> _Texto dado_
>>>>
Te acordás hermana que desde muy lejos
un olor a espanto nos enloqueció:
era de Hiroshima donde tantas chicas
tenían quince años como vos y yo.
Te acordás que más tarde la vida
vino en tacos altos y nos separó.
Ya no compartimos el mismo tranvía,
sólo nos reúne la buena de Dios.
No es sobre la Segunda Guerra Mundial, aunque su trama está vinculada a un desastre nuclear que deja estéril a gran parte de la población. Y a pesar de que tanto María Elena Walsh como Margaret Atwood nacieron en los años 30 y seguramente ambas conocieron el tranvía (una en Ramos Mejía, acaso la otra en su Ottawa natal), The Handmaid´s Tale (El cuento de la criada) no es una canción melancólica ni una poesía otoñal e imperdonable. Y, sin embargo, la singularísima adaptación de la novela de Atwood es también, como el tango de María Elena, un diálogo silente, una búsqueda entre mujeres y amigas, un montón de cartas que las cazadas ocultan de los cazadores. En ese ir y volver entre un pasado normal y un futuro pesadillesco, en el que se castra y viola en nombre de Dios, y donde la familia es un patronato impuesto, la esperanza puede ser una un recuerdo, una rebeldía sin fe, amiga carnal.
The Handmaid´s Tale se alzó hace muy pocos días con 5 premios Emmy que incluyeron nada menos que los de mejor serie, mejor actriz y mejor guion. Y la sonrisa de la actriz Elizabeth Moss fue replicada en todos los medios del mundo. Primera mujer publicista en Mad Men, última americana fértil en The Handmaid´s Tale, Moss es una criatura brillante de apenas 35 años, hija de un padre manager de músicos de jazz y de una madre armoniquista que tocó junto a B. B. King. "Es Jack Lemmon, es Ernest Borgnine en Marty… uno quiere que triunfe. Es muy ambiciosa, pero lo último que haría sería pisar a alguien para llegar a la cima", dijo de ella Mathew Weiner, creador de Mad Men sobre su personaje, la inolvidable Peggy. La que no debía escarbar mucho el paño verde de los slogans para recibir el mensaje del machismo y sus palazos a tres bandas (Sterling, Cooper y Draper) en un juego de hombres en el que las mujeres apenas tenían lugar.
<<<<
> _Fragmentos de entradas_
>>>>
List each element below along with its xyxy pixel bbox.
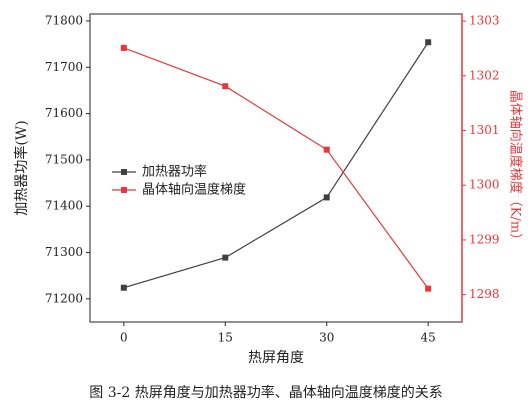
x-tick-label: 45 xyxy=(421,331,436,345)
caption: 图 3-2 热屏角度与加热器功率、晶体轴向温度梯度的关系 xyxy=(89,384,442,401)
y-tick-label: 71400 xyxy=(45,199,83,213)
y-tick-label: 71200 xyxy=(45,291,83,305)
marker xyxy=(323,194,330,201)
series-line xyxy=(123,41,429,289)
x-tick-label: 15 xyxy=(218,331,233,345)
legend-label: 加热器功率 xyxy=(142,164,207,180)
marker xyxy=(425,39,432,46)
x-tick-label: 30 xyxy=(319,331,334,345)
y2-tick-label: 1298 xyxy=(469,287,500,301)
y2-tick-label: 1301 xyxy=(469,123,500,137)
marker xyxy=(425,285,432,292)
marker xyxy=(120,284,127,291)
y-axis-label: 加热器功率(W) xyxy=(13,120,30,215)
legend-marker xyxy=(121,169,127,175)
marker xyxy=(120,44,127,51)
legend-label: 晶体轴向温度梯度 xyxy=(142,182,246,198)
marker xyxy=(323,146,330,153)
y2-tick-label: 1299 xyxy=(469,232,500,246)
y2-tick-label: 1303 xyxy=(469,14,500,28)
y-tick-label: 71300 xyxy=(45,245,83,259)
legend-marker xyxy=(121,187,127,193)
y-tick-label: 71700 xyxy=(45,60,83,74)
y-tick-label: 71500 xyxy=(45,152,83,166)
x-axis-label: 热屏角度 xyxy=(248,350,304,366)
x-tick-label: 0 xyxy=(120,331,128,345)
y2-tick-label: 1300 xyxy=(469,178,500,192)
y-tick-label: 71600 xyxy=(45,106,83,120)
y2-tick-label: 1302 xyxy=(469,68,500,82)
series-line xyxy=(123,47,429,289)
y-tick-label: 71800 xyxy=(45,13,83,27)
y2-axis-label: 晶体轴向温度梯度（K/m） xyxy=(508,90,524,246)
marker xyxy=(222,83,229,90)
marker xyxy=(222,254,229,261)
<<<<
> _Tareas requeridas_
1 - Copia fielmente el tramo de las entradas que va desde la línea que contiene "x-tick-label: 45 xyxy=(421,331,436,345)" hasta el final de las entradas, con ambos extremos incluidos.
2 - Sigue escribiendo el texto sobre El cuento de la criada a partir del punto en que termina.

> _Resultados por tarea_
1 -
x-tick-label: 45 xyxy=(421,331,436,345)
caption: 图 3-2 热屏角度与加热器功率、晶体轴向温度梯度的关系 xyxy=(89,384,442,401)
y-tick-label: 71400 xyxy=(45,199,83,213)
y-tick-label: 71200 xyxy=(45,291,83,305)
marker xyxy=(323,194,330,201)
series-line xyxy=(123,41,429,289)
x-tick-label: 15 xyxy=(218,331,233,345)
legend-label: 加热器功率 xyxy=(142,164,207,180)
marker xyxy=(425,39,432,46)
x-tick-label: 30 xyxy=(319,331,334,345)
y2-tick-label: 1298 xyxy=(469,287,500,301)
y2-tick-label: 1301 xyxy=(469,123,500,137)
marker xyxy=(425,285,432,292)
marker xyxy=(120,284,127,291)
y-axis-label: 加热器功率(W) xyxy=(13,120,30,215)
legend-marker xyxy=(121,169,127,175)
marker xyxy=(120,44,127,51)
legend-label: 晶体轴向温度梯度 xyxy=(142,182,246,198)
marker xyxy=(323,146,330,153)
y2-tick-label: 1299 xyxy=(469,232,500,246)
y2-tick-label: 1303 xyxy=(469,14,500,28)
y-tick-label: 71300 xyxy=(45,245,83,259)
legend-marker xyxy=(121,187,127,193)
y-tick-label: 71700 xyxy=(45,60,83,74)
y-tick-label: 71500 xyxy=(45,152,83,166)
x-axis-label: 热屏角度 xyxy=(248,350,304,366)
x-tick-label: 0 xyxy=(120,331,128,345)
y2-tick-label: 1300 xyxy=(469,178,500,192)
y-tick-label: 71600 xyxy=(45,106,83,120)
y2-tick-label: 1302 xyxy=(469,68,500,82)
series-line xyxy=(123,47,429,289)
y-tick-label: 71800 xyxy=(45,13,83,27)
y2-axis-label: 晶体轴向温度梯度（K/m） xyxy=(508,90,524,246)
marker xyxy=(222,83,229,90)
marker xyxy=(222,254,229,261)

2 -
The Handmaid's Tale fue creada por Bruce Miller y está basada en la novela de 1985 de Margaret Atwood. La serie, un éxito total de la crítica que cuenta con las propias Moss y Atwood como productoras, narra una época distópica en la que, luego de una guerra civil y una crisis nuclear que esteriliza a gran parte de la población, de EE. UU. emerge victorioso un gobierno teocrático. Una sociedad militarizada donde también hay nuevas clases sociales. O, mejor dicho, tan antiguas como los del Ancien Regime previo al Iluminismo. La oligarquía triunfadora caza mujeres potencialmente fértiles: son las criadas. A éstas se las llama según el apellido las familias que las somete: las intercambiables y abstractas Offred, Ofwarren, Ofdaniel (de Fred, de Warren, de Daniel). El nuevo poder cambia las palabras y las cosas.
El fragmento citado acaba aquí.